Dataset records:
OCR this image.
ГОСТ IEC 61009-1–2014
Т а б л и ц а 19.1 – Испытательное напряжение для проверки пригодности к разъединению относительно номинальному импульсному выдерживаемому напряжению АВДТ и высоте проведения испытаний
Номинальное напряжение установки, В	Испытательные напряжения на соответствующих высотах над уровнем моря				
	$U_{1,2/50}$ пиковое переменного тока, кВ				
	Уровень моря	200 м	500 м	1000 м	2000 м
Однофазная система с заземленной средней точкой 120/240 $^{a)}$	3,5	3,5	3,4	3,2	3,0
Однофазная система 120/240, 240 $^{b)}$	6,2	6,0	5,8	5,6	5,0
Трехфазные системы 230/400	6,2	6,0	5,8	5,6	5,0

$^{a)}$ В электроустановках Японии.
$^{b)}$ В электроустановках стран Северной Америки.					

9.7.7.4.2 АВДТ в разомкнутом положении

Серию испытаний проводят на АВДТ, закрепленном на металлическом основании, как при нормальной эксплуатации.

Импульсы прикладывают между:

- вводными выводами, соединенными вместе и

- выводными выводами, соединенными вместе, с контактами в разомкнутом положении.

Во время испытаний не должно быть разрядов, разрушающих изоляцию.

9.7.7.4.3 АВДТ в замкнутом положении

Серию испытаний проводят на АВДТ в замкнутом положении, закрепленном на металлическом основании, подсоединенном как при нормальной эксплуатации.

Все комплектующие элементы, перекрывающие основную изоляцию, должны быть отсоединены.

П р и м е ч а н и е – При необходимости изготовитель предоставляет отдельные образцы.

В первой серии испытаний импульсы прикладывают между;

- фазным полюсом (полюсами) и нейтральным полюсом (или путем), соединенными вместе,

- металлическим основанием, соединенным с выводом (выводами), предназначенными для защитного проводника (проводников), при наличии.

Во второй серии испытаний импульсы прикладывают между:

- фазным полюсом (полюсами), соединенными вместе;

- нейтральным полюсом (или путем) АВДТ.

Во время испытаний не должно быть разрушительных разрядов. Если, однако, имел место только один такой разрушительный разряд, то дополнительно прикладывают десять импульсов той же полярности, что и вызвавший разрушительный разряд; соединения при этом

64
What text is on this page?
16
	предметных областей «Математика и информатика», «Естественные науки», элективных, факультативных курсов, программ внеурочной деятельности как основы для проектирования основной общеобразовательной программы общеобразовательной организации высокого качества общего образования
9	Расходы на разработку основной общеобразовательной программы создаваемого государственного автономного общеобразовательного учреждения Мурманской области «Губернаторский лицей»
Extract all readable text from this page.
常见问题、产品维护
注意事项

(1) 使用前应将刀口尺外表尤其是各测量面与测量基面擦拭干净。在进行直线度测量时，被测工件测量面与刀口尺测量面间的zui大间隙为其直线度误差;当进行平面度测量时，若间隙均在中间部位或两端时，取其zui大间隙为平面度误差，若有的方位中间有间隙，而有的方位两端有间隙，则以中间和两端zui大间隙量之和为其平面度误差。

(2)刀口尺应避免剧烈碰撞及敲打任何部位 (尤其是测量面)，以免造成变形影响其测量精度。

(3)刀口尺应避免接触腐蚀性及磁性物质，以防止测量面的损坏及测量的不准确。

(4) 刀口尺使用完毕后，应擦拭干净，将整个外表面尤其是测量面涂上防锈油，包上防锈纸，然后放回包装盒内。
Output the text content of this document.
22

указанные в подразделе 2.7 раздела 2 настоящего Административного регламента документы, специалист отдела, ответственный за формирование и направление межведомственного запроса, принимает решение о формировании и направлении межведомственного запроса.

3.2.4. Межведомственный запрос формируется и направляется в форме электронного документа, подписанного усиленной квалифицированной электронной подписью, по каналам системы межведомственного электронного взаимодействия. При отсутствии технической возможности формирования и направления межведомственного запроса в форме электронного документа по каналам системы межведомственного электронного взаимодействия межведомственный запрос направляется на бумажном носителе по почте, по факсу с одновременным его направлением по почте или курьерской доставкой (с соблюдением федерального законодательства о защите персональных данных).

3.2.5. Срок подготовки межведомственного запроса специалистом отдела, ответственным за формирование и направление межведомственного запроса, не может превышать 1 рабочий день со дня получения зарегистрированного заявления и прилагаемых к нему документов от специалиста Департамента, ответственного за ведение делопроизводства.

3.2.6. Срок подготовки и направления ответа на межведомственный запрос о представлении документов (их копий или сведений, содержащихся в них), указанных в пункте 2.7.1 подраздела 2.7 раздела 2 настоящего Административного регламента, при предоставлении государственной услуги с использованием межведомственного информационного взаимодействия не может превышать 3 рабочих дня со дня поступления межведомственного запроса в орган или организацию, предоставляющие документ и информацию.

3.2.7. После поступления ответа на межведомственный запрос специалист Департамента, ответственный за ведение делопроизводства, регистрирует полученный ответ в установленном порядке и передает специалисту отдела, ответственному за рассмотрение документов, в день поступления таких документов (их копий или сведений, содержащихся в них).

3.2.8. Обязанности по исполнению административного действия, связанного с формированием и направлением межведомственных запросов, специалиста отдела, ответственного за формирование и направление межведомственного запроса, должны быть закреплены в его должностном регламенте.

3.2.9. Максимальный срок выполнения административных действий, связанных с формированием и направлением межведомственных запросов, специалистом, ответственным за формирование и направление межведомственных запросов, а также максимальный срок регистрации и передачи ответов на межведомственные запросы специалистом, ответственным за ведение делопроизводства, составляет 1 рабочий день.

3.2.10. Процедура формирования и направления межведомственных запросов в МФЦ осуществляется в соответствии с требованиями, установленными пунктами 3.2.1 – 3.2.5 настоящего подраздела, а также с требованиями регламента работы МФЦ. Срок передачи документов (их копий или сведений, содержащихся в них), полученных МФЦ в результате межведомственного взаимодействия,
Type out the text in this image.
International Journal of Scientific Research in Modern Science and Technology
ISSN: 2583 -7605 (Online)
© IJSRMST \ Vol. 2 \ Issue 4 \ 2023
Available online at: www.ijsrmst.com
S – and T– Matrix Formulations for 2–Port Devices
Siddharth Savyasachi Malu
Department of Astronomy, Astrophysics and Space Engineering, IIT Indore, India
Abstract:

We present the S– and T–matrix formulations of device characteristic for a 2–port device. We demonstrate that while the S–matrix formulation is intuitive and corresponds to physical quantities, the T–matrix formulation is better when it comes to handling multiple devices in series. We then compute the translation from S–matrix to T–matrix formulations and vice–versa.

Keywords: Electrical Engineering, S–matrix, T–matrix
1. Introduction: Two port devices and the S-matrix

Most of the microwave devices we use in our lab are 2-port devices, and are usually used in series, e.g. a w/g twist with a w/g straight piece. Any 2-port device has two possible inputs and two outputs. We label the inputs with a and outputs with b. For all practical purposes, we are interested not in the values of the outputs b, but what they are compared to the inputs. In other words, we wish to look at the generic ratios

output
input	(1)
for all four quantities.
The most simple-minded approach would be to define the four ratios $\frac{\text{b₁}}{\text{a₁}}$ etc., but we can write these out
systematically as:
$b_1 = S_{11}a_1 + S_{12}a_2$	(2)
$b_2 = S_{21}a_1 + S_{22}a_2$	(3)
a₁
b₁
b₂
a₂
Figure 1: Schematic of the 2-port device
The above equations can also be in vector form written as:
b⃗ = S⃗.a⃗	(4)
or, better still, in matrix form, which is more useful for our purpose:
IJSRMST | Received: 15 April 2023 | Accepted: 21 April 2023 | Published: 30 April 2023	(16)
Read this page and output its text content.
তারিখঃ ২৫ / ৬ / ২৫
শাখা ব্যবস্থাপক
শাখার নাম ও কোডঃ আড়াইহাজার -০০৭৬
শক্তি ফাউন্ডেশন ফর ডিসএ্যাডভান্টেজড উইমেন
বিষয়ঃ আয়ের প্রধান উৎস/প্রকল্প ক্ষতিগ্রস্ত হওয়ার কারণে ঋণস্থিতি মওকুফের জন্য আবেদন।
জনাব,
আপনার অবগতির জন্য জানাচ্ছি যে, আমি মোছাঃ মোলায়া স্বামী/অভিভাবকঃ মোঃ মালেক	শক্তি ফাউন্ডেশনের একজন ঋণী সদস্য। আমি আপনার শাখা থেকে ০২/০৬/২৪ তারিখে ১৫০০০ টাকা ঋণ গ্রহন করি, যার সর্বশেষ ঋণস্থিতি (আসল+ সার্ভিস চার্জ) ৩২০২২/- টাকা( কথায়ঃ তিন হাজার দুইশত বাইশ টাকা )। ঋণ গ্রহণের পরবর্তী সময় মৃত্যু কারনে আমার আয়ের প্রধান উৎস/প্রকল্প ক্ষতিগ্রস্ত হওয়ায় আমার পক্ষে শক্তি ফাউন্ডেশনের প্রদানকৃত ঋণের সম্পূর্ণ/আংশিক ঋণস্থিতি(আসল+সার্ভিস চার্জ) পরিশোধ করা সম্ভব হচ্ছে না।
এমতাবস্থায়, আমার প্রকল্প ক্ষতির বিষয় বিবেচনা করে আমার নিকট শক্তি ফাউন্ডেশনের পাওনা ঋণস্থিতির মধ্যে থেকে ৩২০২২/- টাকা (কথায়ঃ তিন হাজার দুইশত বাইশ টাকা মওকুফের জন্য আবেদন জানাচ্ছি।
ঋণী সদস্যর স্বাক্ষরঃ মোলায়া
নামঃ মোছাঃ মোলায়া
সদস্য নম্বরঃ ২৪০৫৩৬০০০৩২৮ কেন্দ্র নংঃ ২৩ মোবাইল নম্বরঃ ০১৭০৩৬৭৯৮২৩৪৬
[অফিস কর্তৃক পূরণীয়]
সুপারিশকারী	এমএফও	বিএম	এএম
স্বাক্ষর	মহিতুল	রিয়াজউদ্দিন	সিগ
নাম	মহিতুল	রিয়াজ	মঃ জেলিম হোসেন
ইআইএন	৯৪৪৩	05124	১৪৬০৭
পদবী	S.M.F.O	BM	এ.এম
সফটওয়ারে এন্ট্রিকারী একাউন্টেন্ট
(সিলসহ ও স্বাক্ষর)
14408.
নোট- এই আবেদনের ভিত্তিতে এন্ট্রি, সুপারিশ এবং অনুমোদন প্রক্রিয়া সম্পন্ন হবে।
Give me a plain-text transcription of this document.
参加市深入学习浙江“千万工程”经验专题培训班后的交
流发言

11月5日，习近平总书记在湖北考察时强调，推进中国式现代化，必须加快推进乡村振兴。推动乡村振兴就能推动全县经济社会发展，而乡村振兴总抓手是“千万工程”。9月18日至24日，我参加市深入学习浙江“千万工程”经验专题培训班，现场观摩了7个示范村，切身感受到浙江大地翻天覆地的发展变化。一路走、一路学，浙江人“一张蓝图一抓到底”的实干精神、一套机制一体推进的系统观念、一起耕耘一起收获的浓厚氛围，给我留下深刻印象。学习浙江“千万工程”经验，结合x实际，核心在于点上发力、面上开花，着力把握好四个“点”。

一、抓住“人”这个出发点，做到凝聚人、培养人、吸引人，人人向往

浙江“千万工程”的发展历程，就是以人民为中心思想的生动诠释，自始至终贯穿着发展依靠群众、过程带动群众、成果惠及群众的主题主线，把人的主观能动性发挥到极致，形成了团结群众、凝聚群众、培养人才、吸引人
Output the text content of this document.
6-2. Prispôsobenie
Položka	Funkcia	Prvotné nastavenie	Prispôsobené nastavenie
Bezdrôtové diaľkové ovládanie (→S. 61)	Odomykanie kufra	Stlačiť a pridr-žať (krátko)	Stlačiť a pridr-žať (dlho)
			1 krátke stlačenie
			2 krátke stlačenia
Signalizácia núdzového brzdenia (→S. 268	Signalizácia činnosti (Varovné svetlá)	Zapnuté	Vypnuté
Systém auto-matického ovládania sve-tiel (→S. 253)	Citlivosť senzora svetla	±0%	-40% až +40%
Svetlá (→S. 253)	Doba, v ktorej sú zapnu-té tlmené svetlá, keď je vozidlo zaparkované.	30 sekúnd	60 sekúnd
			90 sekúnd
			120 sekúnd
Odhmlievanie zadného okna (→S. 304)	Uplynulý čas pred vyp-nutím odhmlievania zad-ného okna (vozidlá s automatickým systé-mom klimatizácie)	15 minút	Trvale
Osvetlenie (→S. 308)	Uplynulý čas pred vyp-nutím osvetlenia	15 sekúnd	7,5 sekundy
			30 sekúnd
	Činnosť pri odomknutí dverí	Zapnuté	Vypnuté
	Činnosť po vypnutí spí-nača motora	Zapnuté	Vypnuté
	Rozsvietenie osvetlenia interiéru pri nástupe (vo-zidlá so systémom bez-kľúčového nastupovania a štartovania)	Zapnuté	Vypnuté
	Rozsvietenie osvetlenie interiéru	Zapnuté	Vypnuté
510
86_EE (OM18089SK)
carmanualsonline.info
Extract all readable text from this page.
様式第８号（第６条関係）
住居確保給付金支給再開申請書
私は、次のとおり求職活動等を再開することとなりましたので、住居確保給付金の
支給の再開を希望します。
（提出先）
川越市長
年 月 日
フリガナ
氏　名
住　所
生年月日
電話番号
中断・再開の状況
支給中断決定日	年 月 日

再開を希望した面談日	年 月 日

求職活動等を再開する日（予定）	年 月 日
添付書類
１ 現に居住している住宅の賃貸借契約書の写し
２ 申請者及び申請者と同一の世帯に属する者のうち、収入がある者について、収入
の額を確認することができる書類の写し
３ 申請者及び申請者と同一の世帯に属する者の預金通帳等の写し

Work instructions: Copy out the lines in which the string "запросов" appears.

Exercise output:
3.2.8. Обязанности по исполнению административного действия, связанного с формированием и направлением межведомственных запросов, специалиста отдела, ответственного за формирование и направление межведомственного запроса, должны быть закреплены в его должностном регламенте.
3.2.9. Максимальный срок выполнения административных действий, связанных с формированием и направлением межведомственных запросов, специалистом, ответственным за формирование и направление межведомственных запросов, а также максимальный срок регистрации и передачи ответов на межведомственные запросы специалистом, ответственным за ведение делопроизводства, составляет 1 рабочий день.
3.2.10. Процедура формирования и направления межведомственных запросов в МФЦ осуществляется в соответствии с требованиями, установленными пунктами 3.2.1 – 3.2.5 настоящего подраздела, а также с требованиями регламента работы МФЦ. Срок передачи документов (их копий или сведений, содержащихся в них), полученных МФЦ в результате межведомственного взаимодействия,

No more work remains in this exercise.